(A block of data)
---+---

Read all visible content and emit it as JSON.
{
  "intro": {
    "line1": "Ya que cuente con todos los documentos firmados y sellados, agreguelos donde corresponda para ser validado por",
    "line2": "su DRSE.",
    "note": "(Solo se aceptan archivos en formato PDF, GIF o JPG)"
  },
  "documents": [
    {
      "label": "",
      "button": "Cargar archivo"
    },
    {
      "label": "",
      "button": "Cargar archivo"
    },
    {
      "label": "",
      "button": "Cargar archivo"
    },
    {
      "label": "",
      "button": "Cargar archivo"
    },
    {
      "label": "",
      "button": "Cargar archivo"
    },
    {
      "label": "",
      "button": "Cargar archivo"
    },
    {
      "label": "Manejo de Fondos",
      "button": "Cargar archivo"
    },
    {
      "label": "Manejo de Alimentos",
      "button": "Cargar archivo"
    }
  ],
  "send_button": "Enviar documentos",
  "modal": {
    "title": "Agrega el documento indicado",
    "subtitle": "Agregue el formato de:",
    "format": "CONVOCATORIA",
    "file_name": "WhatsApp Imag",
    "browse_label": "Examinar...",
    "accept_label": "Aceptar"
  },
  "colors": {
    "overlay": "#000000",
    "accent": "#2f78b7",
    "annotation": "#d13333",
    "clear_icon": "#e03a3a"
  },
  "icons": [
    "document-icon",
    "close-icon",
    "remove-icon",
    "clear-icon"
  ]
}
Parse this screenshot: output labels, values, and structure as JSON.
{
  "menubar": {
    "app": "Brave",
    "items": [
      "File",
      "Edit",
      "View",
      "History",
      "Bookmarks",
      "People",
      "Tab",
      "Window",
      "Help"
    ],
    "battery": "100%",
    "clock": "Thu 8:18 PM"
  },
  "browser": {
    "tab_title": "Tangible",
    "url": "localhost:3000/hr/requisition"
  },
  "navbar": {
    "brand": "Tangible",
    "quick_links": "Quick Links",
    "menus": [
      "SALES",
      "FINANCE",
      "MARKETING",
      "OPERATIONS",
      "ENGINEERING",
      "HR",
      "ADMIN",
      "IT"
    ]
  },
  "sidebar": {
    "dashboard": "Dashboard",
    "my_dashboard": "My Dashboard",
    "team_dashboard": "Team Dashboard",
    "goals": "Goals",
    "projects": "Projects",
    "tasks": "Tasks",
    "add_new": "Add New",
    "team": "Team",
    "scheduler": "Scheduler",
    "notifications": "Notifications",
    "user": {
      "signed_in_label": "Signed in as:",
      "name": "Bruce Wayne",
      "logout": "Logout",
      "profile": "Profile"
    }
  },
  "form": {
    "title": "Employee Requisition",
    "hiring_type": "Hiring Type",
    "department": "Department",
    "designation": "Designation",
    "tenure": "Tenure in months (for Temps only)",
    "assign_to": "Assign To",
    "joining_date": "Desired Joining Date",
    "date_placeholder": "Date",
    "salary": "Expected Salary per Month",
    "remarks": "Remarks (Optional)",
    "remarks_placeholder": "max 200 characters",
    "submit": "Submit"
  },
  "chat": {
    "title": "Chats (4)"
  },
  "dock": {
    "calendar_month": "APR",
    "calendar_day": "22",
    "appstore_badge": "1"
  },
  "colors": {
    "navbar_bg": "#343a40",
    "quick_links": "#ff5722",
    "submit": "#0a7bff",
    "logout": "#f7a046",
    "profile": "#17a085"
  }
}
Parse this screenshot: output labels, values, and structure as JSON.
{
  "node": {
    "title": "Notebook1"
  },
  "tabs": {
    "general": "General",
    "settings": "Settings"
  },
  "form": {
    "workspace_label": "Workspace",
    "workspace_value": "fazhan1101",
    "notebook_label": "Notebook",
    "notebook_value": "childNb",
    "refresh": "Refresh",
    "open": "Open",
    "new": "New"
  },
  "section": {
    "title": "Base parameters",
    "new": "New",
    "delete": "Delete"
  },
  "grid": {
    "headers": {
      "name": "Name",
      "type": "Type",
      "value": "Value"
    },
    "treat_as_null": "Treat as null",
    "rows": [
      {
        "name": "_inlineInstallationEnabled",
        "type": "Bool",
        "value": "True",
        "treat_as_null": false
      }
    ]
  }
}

---+---

PROBLEM STATEMENT: Take the records above and return them exactly as written.

FINISHED EXERCISE:
Read all visible content and emit it as JSON.
{
  "intro": {
    "line1": "Ya que cuente con todos los documentos firmados y sellados, agreguelos donde corresponda para ser validado por",
    "line2": "su DRSE.",
    "note": "(Solo se aceptan archivos en formato PDF, GIF o JPG)"
  },
  "documents": [
    {
      "label": "",
      "button": "Cargar archivo"
    },
    {
      "label": "",
      "button": "Cargar archivo"
    },
    {
      "label": "",
      "button": "Cargar archivo"
    },
    {
      "label": "",
      "button": "Cargar archivo"
    },
    {
      "label": "",
      "button": "Cargar archivo"
    },
    {
      "label": "",
      "button": "Cargar archivo"
    },
    {
      "label": "Manejo de Fondos",
      "button": "Cargar archivo"
    },
    {
      "label": "Manejo de Alimentos",
      "button": "Cargar archivo"
    }
  ],
  "send_button": "Enviar documentos",
  "modal": {
    "title": "Agrega el documento indicado",
    "subtitle": "Agregue el formato de:",
    "format": "CONVOCATORIA",
    "file_name": "WhatsApp Imag",
    "browse_label": "Examinar...",
    "accept_label": "Aceptar"
  },
  "colors": {
    "overlay": "#000000",
    "accent": "#2f78b7",
    "annotation": "#d13333",
    "clear_icon": "#e03a3a"
  },
  "icons": [
    "document-icon",
    "close-icon",
    "remove-icon",
    "clear-icon"
  ]
}
Parse this screenshot: output labels, values, and structure as JSON.
{
  "menubar": {
    "app": "Brave",
    "items": [
      "File",
      "Edit",
      "View",
      "History",
      "Bookmarks",
      "People",
      "Tab",
      "Window",
      "Help"
    ],
    "battery": "100%",
    "clock": "Thu 8:18 PM"
  },
  "browser": {
    "tab_title": "Tangible",
    "url": "localhost:3000/hr/requisition"
  },
  "navbar": {
    "brand": "Tangible",
    "quick_links": "Quick Links",
    "menus": [
      "SALES",
      "FINANCE",
      "MARKETING",
      "OPERATIONS",
      "ENGINEERING",
      "HR",
      "ADMIN",
      "IT"
    ]
  },
  "sidebar": {
    "dashboard": "Dashboard",
    "my_dashboard": "My Dashboard",
    "team_dashboard": "Team Dashboard",
    "goals": "Goals",
    "projects": "Projects",
    "tasks": "Tasks",
    "add_new": "Add New",
    "team": "Team",
    "scheduler": "Scheduler",
    "notifications": "Notifications",
    "user": {
      "signed_in_label": "Signed in as:",
      "name": "Bruce Wayne",
      "logout": "Logout",
      "profile": "Profile"
    }
  },
  "form": {
    "title": "Employee Requisition",
    "hiring_type": "Hiring Type",
    "department": "Department",
    "designation": "Designation",
    "tenure": "Tenure in months (for Temps only)",
    "assign_to": "Assign To",
    "joining_date": "Desired Joining Date",
    "date_placeholder": "Date",
    "salary": "Expected Salary per Month",
    "remarks": "Remarks (Optional)",
    "remarks_placeholder": "max 200 characters",
    "submit": "Submit"
  },
  "chat": {
    "title": "Chats (4)"
  },
  "dock": {
    "calendar_month": "APR",
    "calendar_day": "22",
    "appstore_badge": "1"
  },
  "colors": {
    "navbar_bg": "#343a40",
    "quick_links": "#ff5722",
    "submit": "#0a7bff",
    "logout": "#f7a046",
    "profile": "#17a085"
  }
}
Parse this screenshot: output labels, values, and structure as JSON.
{
  "node": {
    "title": "Notebook1"
  },
  "tabs": {
    "general": "General",
    "settings": "Settings"
  },
  "form": {
    "workspace_label": "Workspace",
    "workspace_value": "fazhan1101",
    "notebook_label": "Notebook",
    "notebook_value": "childNb",
    "refresh": "Refresh",
    "open": "Open",
    "new": "New"
  },
  "section": {
    "title": "Base parameters",
    "new": "New",
    "delete": "Delete"
  },
  "grid": {
    "headers": {
      "name": "Name",
      "type": "Type",
      "value": "Value"
    },
    "treat_as_null": "Treat as null",
    "rows": [
      {
        "name": "_inlineInstallationEnabled",
        "type": "Bool",
        "value": "True",
        "treat_as_null": false
      }
    ]
  }
}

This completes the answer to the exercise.